[Entries with figure data]
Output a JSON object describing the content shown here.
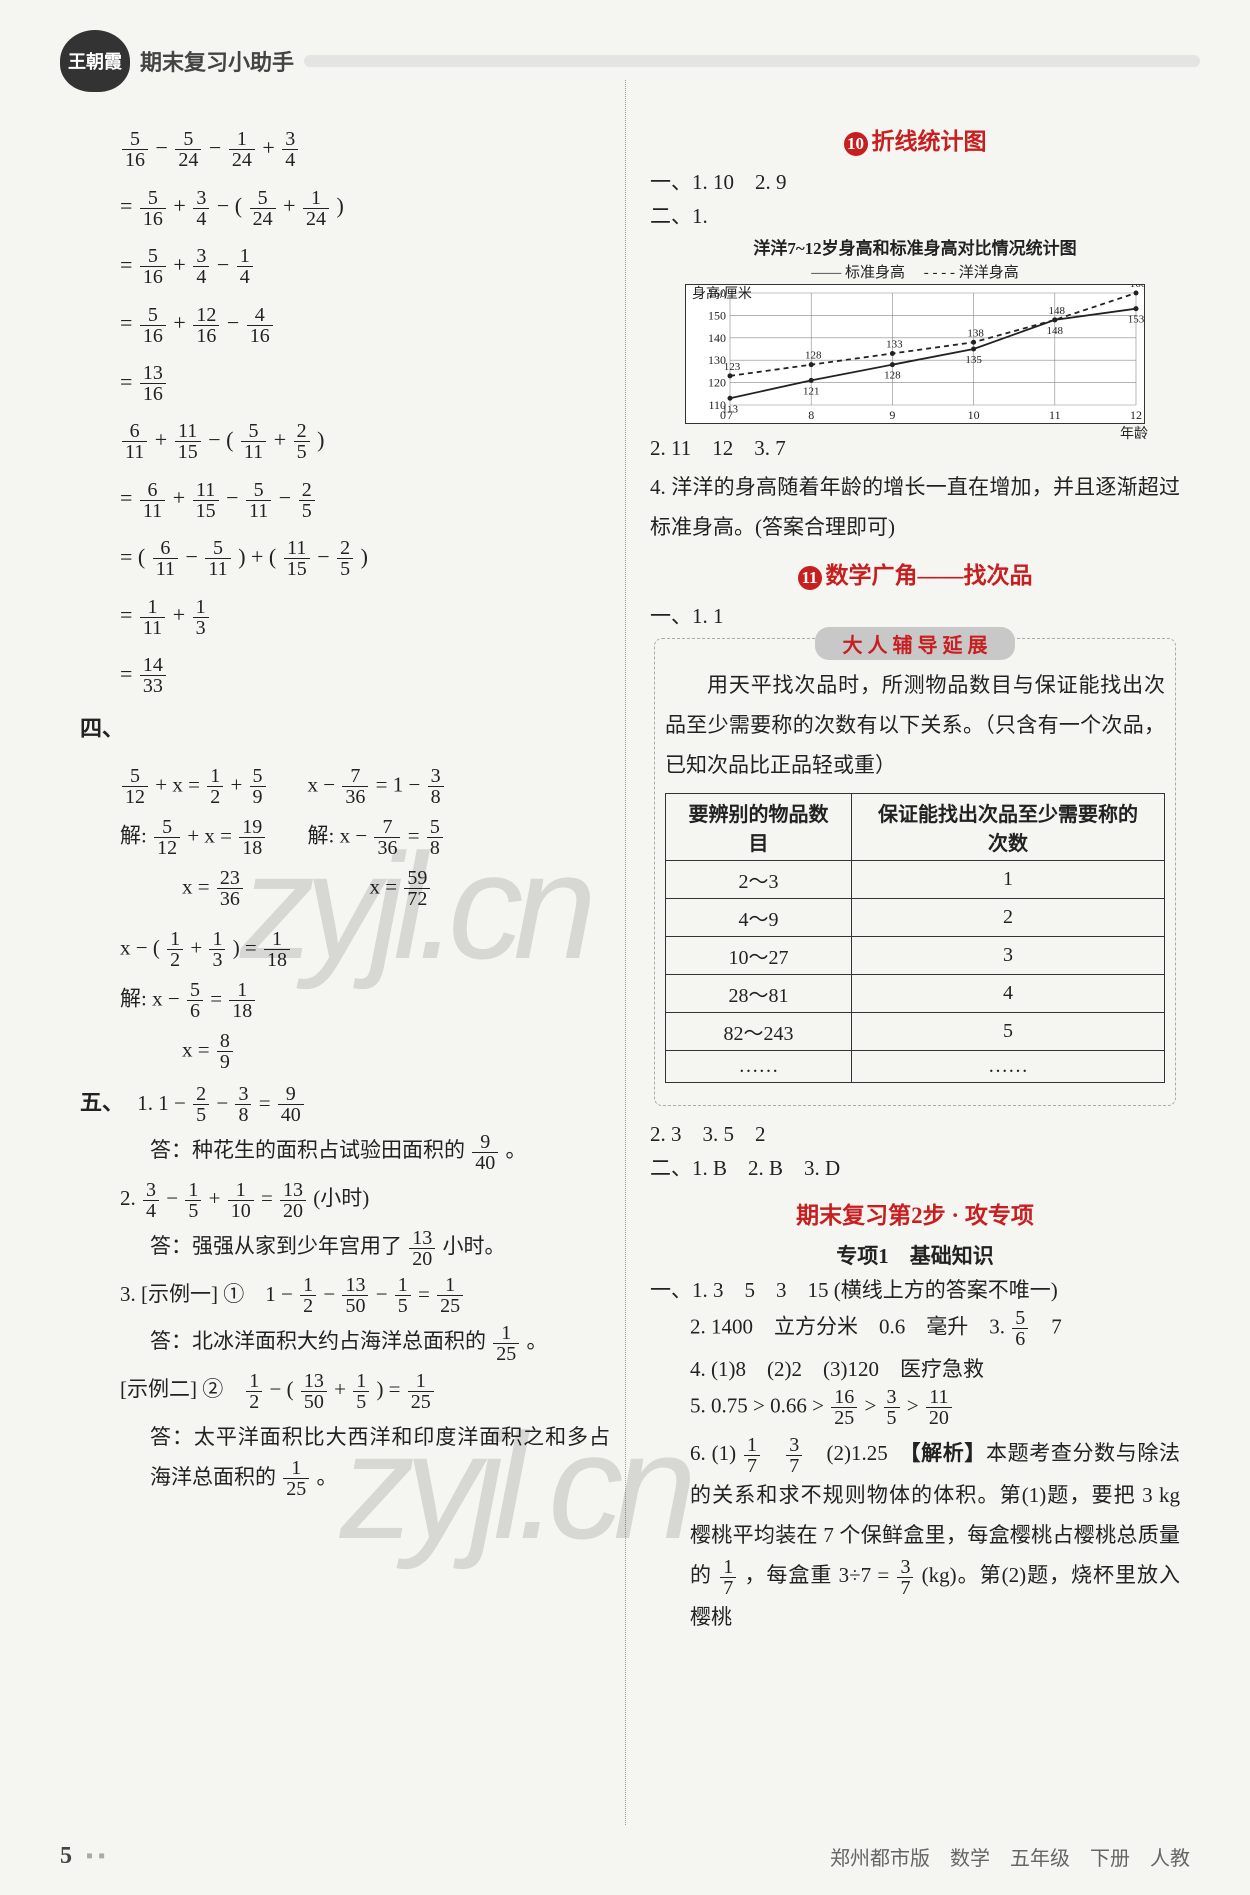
{
  "header": {
    "badge": "王朝霞",
    "title": "期末复习小助手"
  },
  "left": {
    "block1": [
      "5/16 − 5/24 − 1/24 + 3/4",
      "= 5/16 + 3/4 − ( 5/24 + 1/24 )",
      "= 5/16 + 3/4 − 1/4",
      "= 5/16 + 12/16 − 4/16",
      "= 13/16"
    ],
    "block2": [
      "6/11 + 11/15 − ( 5/11 + 2/5 )",
      "= 6/11 + 11/15 − 5/11 − 2/5",
      "= ( 6/11 − 5/11 ) + ( 11/15 − 2/5 )",
      "= 1/11 + 1/3",
      "= 14/33"
    ],
    "four_label": "四、",
    "four_eq1": {
      "lhs": "5/12 + x = 1/2 + 5/9",
      "s1": "解: 5/12 + x = 19/18",
      "s2": "x = 23/36"
    },
    "four_eq2": {
      "lhs": "x − 7/36 = 1 − 3/8",
      "s1": "解: x − 7/36 = 5/8",
      "s2": "x = 59/72"
    },
    "four_eq3": {
      "lhs": "x − ( 1/2 + 1/3 ) = 1/18",
      "s1": "解: x − 5/6 = 1/18",
      "s2": "x = 8/9"
    },
    "five_label": "五、",
    "five_1": {
      "expr": "1. 1 − 2/5 − 3/8 = 9/40",
      "ans": "答：种花生的面积占试验田面积的 9/40 。"
    },
    "five_2": {
      "expr": "2. 3/4 − 1/5 + 1/10 = 13/20 (小时)",
      "ans": "答：强强从家到少年宫用了 13/20 小时。"
    },
    "five_3a": {
      "label": "3. [示例一] ①",
      "expr": "1 − 1/2 − 13/50 − 1/5 = 1/25",
      "ans": "答：北冰洋面积大约占海洋总面积的 1/25 。"
    },
    "five_3b": {
      "label": "[示例二] ②",
      "expr": "1/2 − ( 13/50 + 1/5 ) = 1/25",
      "ans": "答：太平洋面积比大西洋和印度洋面积之和多占海洋总面积的 1/25 。"
    }
  },
  "right": {
    "sec10_title": "折线统计图",
    "sec10_num": "⓾",
    "ans_10_1": "一、1. 10　2. 9",
    "ans_10_2_label": "二、1.",
    "chart": {
      "title": "洋洋7~12岁身高和标准身高对比情况统计图",
      "legend_left": "标准身高",
      "legend_right": "洋洋身高",
      "y_label": "身高/厘米",
      "x_label": "年龄",
      "x": [
        7,
        8,
        9,
        10,
        11,
        12
      ],
      "y_ticks": [
        110,
        120,
        130,
        140,
        150,
        160
      ],
      "series_standard": [
        113,
        121,
        128,
        135,
        148,
        153
      ],
      "series_yang": [
        123,
        128,
        133,
        138,
        148,
        160
      ],
      "extra_label": "160",
      "colors": {
        "grid": "#888",
        "line1": "#222",
        "line2": "#222",
        "bg": "#ffffff"
      }
    },
    "ans_10_rest": [
      "2. 11　12　3. 7",
      "4. 洋洋的身高随着年龄的增长一直在增加，并且逐渐超过标准身高。(答案合理即可)"
    ],
    "sec11_num": "⓫",
    "sec11_title": "数学广角——找次品",
    "ans_11_1": "一、1. 1",
    "yanzhan_title": "大 人 辅 导 延 展",
    "yanzhan_text": "用天平找次品时，所测物品数目与保证能找出次品至少需要称的次数有以下关系。（只含有一个次品，已知次品比正品轻或重）",
    "table_headers": [
      "要辨别的物品数目",
      "保证能找出次品至少需要称的次数"
    ],
    "table_rows": [
      [
        "2～3",
        "1"
      ],
      [
        "4～9",
        "2"
      ],
      [
        "10～27",
        "3"
      ],
      [
        "28～81",
        "4"
      ],
      [
        "82～243",
        "5"
      ],
      [
        "……",
        "……"
      ]
    ],
    "ans_11_rest": "2. 3　3. 5　2",
    "ans_11_two": "二、1. B　2. B　3. D",
    "step2_title": "期末复习第2步 · 攻专项",
    "step2_sub": "专项1　基础知识",
    "step2_lines": [
      "一、1. 3　5　3　15 (横线上方的答案不唯一)",
      "2. 1400　立方分米　0.6　毫升　3. 5/6　7",
      "4. (1)8　(2)2　(3)120　医疗急救",
      "5. 0.75 > 0.66 > 16/25 > 3/5 > 11/20"
    ],
    "step2_6": {
      "lead": "6. (1) 1/7　3/7　(2)1.25　",
      "tag": "【解析】",
      "text": "本题考查分数与除法的关系和求不规则物体的体积。第(1)题，要把 3 kg 樱桃平均装在 7 个保鲜盒里，每盒樱桃占樱桃总质量的 1/7 ，每盒重 3÷7 = 3/7 (kg)。第(2)题，烧杯里放入樱桃"
    }
  },
  "footer": {
    "page": "5",
    "text": "郑州都市版　数学　五年级　下册　人教"
  },
  "watermark": "zyjl.cn"
}
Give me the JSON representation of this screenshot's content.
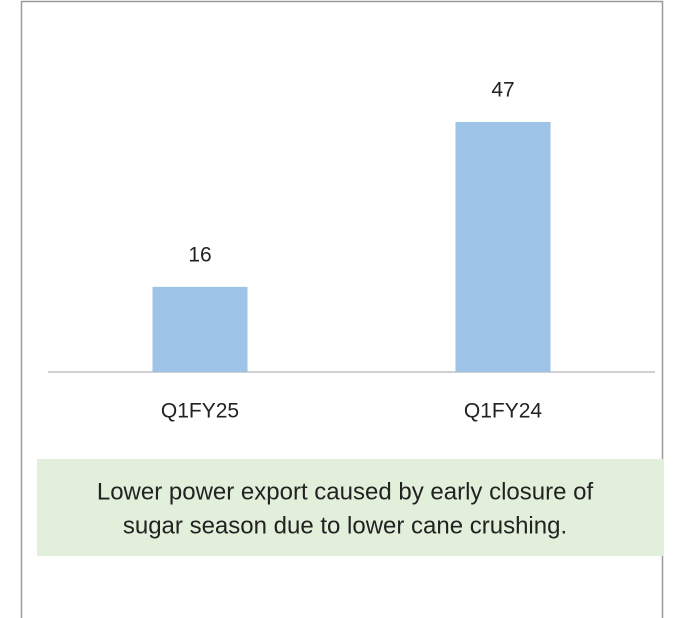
{
  "chart_data": {
    "type": "bar",
    "categories": [
      "Q1FY25",
      "Q1FY24"
    ],
    "values": [
      16,
      47
    ],
    "color": "#9dc3e6",
    "annotation": [
      "Lower power export caused by early closure of",
      "sugar season due to lower cane crushing."
    ]
  }
}
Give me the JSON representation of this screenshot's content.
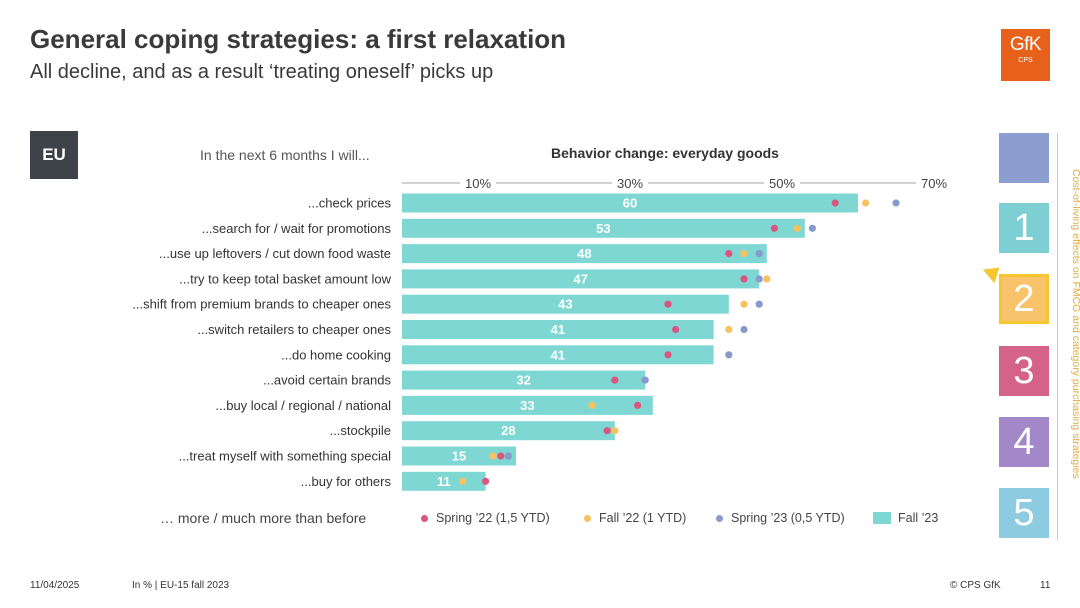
{
  "header": {
    "title": "General coping strategies: a first relaxation",
    "subtitle": "All decline, and as a result ‘treating oneself’ picks up",
    "logo_text": "GfK",
    "logo_sub": "CPS"
  },
  "region_label": "EU",
  "question": "In the next 6 months I will...",
  "footnote_more": "… more / much more than before",
  "chart_data": {
    "type": "bar",
    "title": "Behavior change: everyday goods",
    "orientation": "horizontal",
    "axis_ticks": [
      "10%",
      "30%",
      "50%",
      "70%"
    ],
    "tick_values": [
      10,
      30,
      50,
      70
    ],
    "xlim": [
      0,
      70
    ],
    "grid": false,
    "legend_position": "bottom",
    "categories": [
      "...check prices",
      "...search for / wait for promotions",
      "...use up leftovers / cut down food waste",
      "...try to keep total basket amount low",
      "...shift from premium brands to cheaper ones",
      "...switch retailers to cheaper ones",
      "...do home cooking",
      "...avoid certain brands",
      "...buy local / regional / national",
      "...stockpile",
      "...treat myself with something special",
      "...buy for others"
    ],
    "series": [
      {
        "name": "Spring ’22 (1,5 YTD)",
        "kind": "dot",
        "color": "#d9567e",
        "values": [
          57,
          49,
          43,
          45,
          35,
          36,
          35,
          28,
          31,
          27,
          13,
          11
        ]
      },
      {
        "name": "Fall ’22 (1 YTD)",
        "kind": "dot",
        "color": "#f7c15f",
        "values": [
          61,
          52,
          45,
          48,
          45,
          43,
          43,
          null,
          25,
          28,
          12,
          8
        ]
      },
      {
        "name": "Spring ’23 (0,5 YTD)",
        "kind": "dot",
        "color": "#8899cc",
        "values": [
          65,
          54,
          47,
          47,
          47,
          45,
          43,
          32,
          null,
          null,
          14,
          null
        ]
      },
      {
        "name": "Fall ’23",
        "kind": "bar",
        "color": "#7fd7d4",
        "values": [
          60,
          53,
          48,
          47,
          43,
          41,
          41,
          32,
          33,
          28,
          15,
          11
        ]
      }
    ]
  },
  "nav": {
    "items": [
      {
        "label": "",
        "color": "#8c9dd0"
      },
      {
        "label": "1",
        "color": "#7ecfd4"
      },
      {
        "label": "2",
        "color": "#f9c36b"
      },
      {
        "label": "3",
        "color": "#d46289"
      },
      {
        "label": "4",
        "color": "#a388c9"
      },
      {
        "label": "5",
        "color": "#8ccbe0"
      }
    ],
    "side_text": "Cost-of-living effects on FMCG and category purchasing strategies"
  },
  "footer": {
    "date": "11/04/2025",
    "note": "In % | EU-15 fall 2023",
    "copyright": "© CPS GfK",
    "page": "11"
  }
}
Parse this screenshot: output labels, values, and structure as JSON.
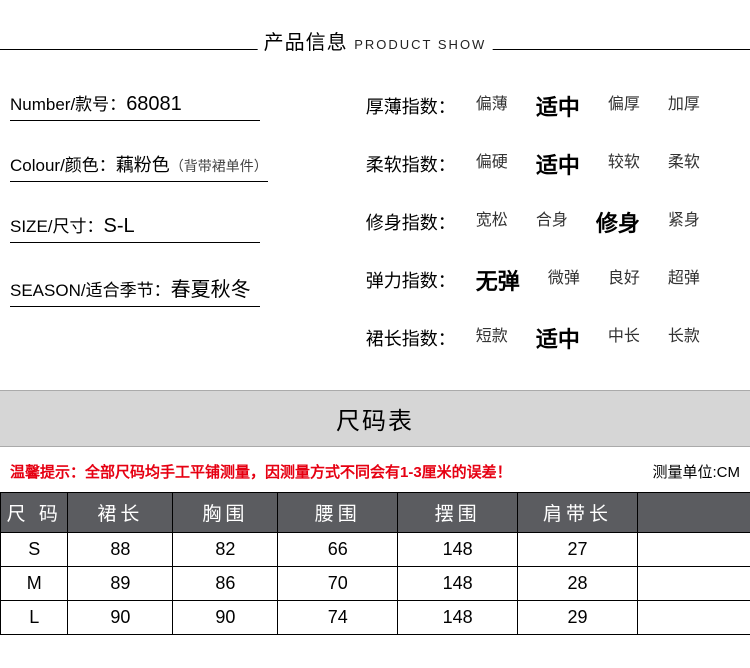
{
  "header": {
    "cn": "产品信息",
    "en": "PRODUCT SHOW"
  },
  "specs": {
    "number": {
      "label": "Number/款号：",
      "value": "68081"
    },
    "colour": {
      "label": "Colour/颜色：",
      "value": "藕粉色",
      "note": "（背带裙单件）"
    },
    "size": {
      "label": "SIZE/尺寸：",
      "value": "S-L"
    },
    "season": {
      "label": "SEASON/适合季节：",
      "value": "春夏秋冬"
    }
  },
  "attributes": [
    {
      "label": "厚薄指数：",
      "options": [
        "偏薄",
        "适中",
        "偏厚",
        "加厚"
      ],
      "selected": 1
    },
    {
      "label": "柔软指数：",
      "options": [
        "偏硬",
        "适中",
        "较软",
        "柔软"
      ],
      "selected": 1
    },
    {
      "label": "修身指数：",
      "options": [
        "宽松",
        "合身",
        "修身",
        "紧身"
      ],
      "selected": 2
    },
    {
      "label": "弹力指数：",
      "options": [
        "无弹",
        "微弹",
        "良好",
        "超弹"
      ],
      "selected": 0
    },
    {
      "label": "裙长指数：",
      "options": [
        "短款",
        "适中",
        "中长",
        "长款"
      ],
      "selected": 1
    }
  ],
  "sizeSection": {
    "title": "尺码表",
    "tip": "温馨提示：全部尺码均手工平铺测量，因测量方式不同会有1-3厘米的误差！",
    "unit": "测量单位:CM",
    "columns": [
      "尺 码",
      "裙长",
      "胸围",
      "腰围",
      "摆围",
      "肩带长",
      ""
    ],
    "rows": [
      [
        "S",
        "88",
        "82",
        "66",
        "148",
        "27",
        ""
      ],
      [
        "M",
        "89",
        "86",
        "70",
        "148",
        "28",
        ""
      ],
      [
        "L",
        "90",
        "90",
        "74",
        "148",
        "29",
        ""
      ]
    ]
  },
  "style": {
    "header_bg": "#5b5c60",
    "tip_color": "#e60012",
    "bar_bg": "#d6d6d6"
  }
}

Work to do:
Find the lines above that contain the word "brands" and collect them.

Right answer:
      "...shift from premium brands to cheaper ones",
      "...avoid certain brands",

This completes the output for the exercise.